◆ WORK INSTRUCTIONS ◆
Among the entries below, find the lines with "this" and copy them.
━━━ RECORD SET
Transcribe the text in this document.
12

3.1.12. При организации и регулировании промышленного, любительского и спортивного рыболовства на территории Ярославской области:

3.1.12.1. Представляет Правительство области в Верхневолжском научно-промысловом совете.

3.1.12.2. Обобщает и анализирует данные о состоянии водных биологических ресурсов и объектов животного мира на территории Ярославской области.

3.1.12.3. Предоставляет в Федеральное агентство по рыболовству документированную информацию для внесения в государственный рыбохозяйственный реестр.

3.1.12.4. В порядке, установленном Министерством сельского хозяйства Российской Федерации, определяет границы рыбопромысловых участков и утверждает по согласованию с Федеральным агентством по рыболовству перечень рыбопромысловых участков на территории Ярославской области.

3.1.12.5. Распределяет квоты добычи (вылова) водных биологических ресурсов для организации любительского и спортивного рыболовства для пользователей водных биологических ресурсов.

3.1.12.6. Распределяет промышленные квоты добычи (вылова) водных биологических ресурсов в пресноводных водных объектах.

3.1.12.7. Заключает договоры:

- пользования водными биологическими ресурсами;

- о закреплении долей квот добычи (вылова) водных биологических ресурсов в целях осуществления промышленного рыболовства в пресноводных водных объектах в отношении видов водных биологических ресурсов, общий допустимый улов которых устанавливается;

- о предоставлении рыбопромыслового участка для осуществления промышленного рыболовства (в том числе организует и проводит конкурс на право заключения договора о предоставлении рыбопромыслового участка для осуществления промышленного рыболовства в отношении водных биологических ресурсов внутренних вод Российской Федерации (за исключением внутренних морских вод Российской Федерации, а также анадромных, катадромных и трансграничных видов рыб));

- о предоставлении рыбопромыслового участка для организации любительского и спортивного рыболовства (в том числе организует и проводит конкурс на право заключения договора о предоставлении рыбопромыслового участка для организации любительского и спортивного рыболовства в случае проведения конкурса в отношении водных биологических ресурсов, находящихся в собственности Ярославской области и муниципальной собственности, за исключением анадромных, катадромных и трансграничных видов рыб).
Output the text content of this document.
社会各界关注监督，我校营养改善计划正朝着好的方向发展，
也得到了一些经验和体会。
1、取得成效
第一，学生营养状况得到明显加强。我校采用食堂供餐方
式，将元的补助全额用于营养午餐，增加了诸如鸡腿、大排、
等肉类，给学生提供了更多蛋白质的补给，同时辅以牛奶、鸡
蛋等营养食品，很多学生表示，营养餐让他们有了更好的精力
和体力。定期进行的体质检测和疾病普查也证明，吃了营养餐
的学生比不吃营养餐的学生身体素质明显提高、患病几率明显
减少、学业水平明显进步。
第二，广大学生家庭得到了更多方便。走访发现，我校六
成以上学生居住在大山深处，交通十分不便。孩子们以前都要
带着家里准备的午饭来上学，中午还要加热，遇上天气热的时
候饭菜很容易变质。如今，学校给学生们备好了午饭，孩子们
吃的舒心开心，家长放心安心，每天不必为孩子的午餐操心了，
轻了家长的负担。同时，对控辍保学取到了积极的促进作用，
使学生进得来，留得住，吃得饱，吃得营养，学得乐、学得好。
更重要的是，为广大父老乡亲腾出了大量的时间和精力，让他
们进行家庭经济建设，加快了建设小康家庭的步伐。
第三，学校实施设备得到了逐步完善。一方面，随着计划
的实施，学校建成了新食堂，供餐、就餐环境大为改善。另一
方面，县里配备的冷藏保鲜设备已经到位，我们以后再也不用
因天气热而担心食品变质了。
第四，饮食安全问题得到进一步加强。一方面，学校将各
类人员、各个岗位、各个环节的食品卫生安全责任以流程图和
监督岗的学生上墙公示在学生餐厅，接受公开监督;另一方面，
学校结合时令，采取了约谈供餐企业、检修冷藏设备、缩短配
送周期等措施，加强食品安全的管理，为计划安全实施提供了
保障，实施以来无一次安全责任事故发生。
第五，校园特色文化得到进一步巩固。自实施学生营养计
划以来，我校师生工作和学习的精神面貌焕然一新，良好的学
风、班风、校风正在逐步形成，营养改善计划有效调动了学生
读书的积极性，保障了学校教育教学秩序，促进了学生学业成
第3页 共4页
━━━━━━
◆ FINISHED TASK ◆
Transcribe the text in this document.
Output the text content of this document.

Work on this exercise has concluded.